Text passage:
------------------------------------

Table 4. Description of extraction cycle elements of harvesting in the three yards.

Time Elements	IR & IT1 by Skidder (2 operators)	IT2 by Forwarder (1 Operators)
Travel unloaded (TUL)	begins when the skidder leaves the roadside landing area and ends when the skidder arrives at a suitable position (nearest distance from the logs) on the skid trail	begins when the forwarder leaves the roadside landing area and ends when the forwarder arrives at the first suitable position (nearest distance from the first logs)
Bunching—Loading (B)	begins when the skidder driver releases the cable and ends when the winching phase is finished	begins when the forwarder driver loads the first log and ends when the forwarder is fully loaded
Travel loaded (TL)	begins when the skidder starts to move and ends when the skidder arrives on roadside landing	begins when the fully loaded forwarder starts to move and ends when the forwarder arrives at the roadside landing
Landing operations (LO)	begins when the choker setter opens the load and ends when load is piled up in final position and the skidder is preparing for the next cycle	begins when the forwarder driver starts to unload the logs and ends when load is piled up in final position and the forwarder is preparing for the next cycle

. Continuous time was recorded to the nearest second with a chronometer. The cycle times of the machines were divided into time elements (process steps) that were considered characteristic of this work.

Details of the harvested trees and volume in each treatment are given in

Table 5. Harvested trees, volume and working cycles for work productivity analysis in each treatment (data reported to FU of 1 t of fresh mass showed in Table A1).

Parameter	IR Dry	IR Moist	IT1 Dry	IT1 Moist	IT2 Dry	IT2 Moist
Felled-processed trees (N)	601	625	556	528	2790	2762
Felled processed-volume (m3)	1314.600	1367.184	1405.200	1334.940	7498.000	7423.020
Extraction cycles (N)	100	100	100	100	100	100
Extracted volume (m3)	672.000	690.000	791.000	602.000	1350.000	1180.000

.

The system boundaries for the study area were set to those of the harvesting operations, from the felling to the landing site. The Functional Unit (FU) for the analyses was the cubic meter of round wood (m³); in Appendix A the data referring to another Functional Unit (FU) are shown (1 t of fresh mass, following the data shown in Table 2). This is important in order to compare these results more readily with other studies.

Operational costs were estimated according to the Miyata method [34] as previously explained in Spinelli et al. [35]. Economic evaluation of the different machines was carried out taking into consideration different periods of use. The skidder, harvester and forwarder depreciated by 1200 SMH per year [35,36] in a depreciation period of 10 years [37]. The chainsaw for the felling depreciated by 800 SMH per year in a depreciation period of 2 years [36]. Labor cost was set at € 15 SMH⁻¹ inclusive of indirect salary costs [38]. Lubricant consumption was calculated as reported by Picchio et al. [39].

------------------------------------

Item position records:
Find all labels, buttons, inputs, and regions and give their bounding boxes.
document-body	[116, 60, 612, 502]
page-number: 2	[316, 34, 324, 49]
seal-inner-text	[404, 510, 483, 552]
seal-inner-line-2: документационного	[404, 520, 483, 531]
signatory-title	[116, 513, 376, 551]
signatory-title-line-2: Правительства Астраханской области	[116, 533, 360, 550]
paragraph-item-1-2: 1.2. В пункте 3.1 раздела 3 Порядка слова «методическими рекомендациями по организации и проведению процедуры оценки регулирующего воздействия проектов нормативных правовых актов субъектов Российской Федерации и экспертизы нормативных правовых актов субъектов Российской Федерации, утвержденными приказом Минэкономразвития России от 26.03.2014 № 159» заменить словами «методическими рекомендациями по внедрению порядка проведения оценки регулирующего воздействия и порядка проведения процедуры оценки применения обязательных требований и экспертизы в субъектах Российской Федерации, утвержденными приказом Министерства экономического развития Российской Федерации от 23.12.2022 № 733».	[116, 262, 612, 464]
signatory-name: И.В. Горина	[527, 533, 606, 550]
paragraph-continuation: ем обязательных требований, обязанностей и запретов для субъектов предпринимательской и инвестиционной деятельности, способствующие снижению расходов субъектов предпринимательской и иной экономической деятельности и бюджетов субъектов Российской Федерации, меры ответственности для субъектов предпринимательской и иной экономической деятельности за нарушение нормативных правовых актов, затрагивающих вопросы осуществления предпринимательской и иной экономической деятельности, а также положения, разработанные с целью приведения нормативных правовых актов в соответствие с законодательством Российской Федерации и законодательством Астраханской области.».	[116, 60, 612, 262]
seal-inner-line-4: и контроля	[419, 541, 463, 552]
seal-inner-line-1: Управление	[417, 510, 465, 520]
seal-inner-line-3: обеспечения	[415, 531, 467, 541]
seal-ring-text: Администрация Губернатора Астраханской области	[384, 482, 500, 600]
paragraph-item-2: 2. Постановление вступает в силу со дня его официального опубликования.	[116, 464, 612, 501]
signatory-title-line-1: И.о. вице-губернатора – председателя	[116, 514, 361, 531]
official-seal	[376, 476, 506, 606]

------------------------------------

Things to do:
- A) Rewrite the paragraph of the timber harvesting passage that begins "Operational costs were estimated" as a short bulleted list that keeps its main facts.
- B) In the timber harvesting passage, what was the Functional Unit used for the analyses?
- C) Carry on writing the timber harvesting passage from its last sentence.
The item position records are not needed here.

Answers for the exercise:
- A)
- Costs were estimated with the Miyata method, as explained in Spinelli et al.
- Machines were evaluated over different periods of use.
- The skidder, harvester and forwarder depreciated by 1200 SMH per year over 10 years.
- The felling chainsaw depreciated by 800 SMH per year over 2 years.
- Labor cost was €15 per SMH, including indirect salary costs.
- Lubricant consumption was calculated following Picchio et al.

- B) The cubic meter of round wood (m³).

- C)
Costs for insurance, repair and service were obtained by literature analysis [35], while the fuel and lubricant prices were taken by a market survey (second semester 2019) conducted upon three company products. The calculated operational cost, as reported in similar studies [35], was increased by 10% to account for overhead costs [40].

Focusing instead on the environmental aspects, an energy consumption analysis was performed, applying the Gross Energy Requirement (GER) method [41]. Indirect input (MJ kg⁻¹) of harvesting machinery was evaluated taking into consideration the average energy value of the raw materials. This is related to several parameters, i.e., quantitative presence (%), total mass of the machine (kg), overall service life of the machine (h m⁻³) and use of the machine during harvesting. Energy consumption related to human manpower was evaluated according to what was reported in previous works [42,43,44], through the application of a standard value equal to 0.030 MJ min⁻¹ worker⁻¹.

To calculate the energy balance, the energy value of poplar wood was determined as Higher Heating Value (HHV) (CEN/TS 14918), on 30 random samples, through Parr calorimeter, model 6200 [45].

Regarding pollutant emissions during logging operations, emissions related to fuel were evaluated as the sum of the emissions during combustion (Efc) and the emissions produced within the production and logistic process (Efp). For Efc assessment of fuel energy content, the emission factor of the engine and the thermal efficiency of the combustion were taken into consideration, as reported in Klvac et al. [46] and Athanassiadis [47].

Dealing with Efp assessment, fuel energy content and emission factors were obtained by [46], but HC emission factor was taken from [47].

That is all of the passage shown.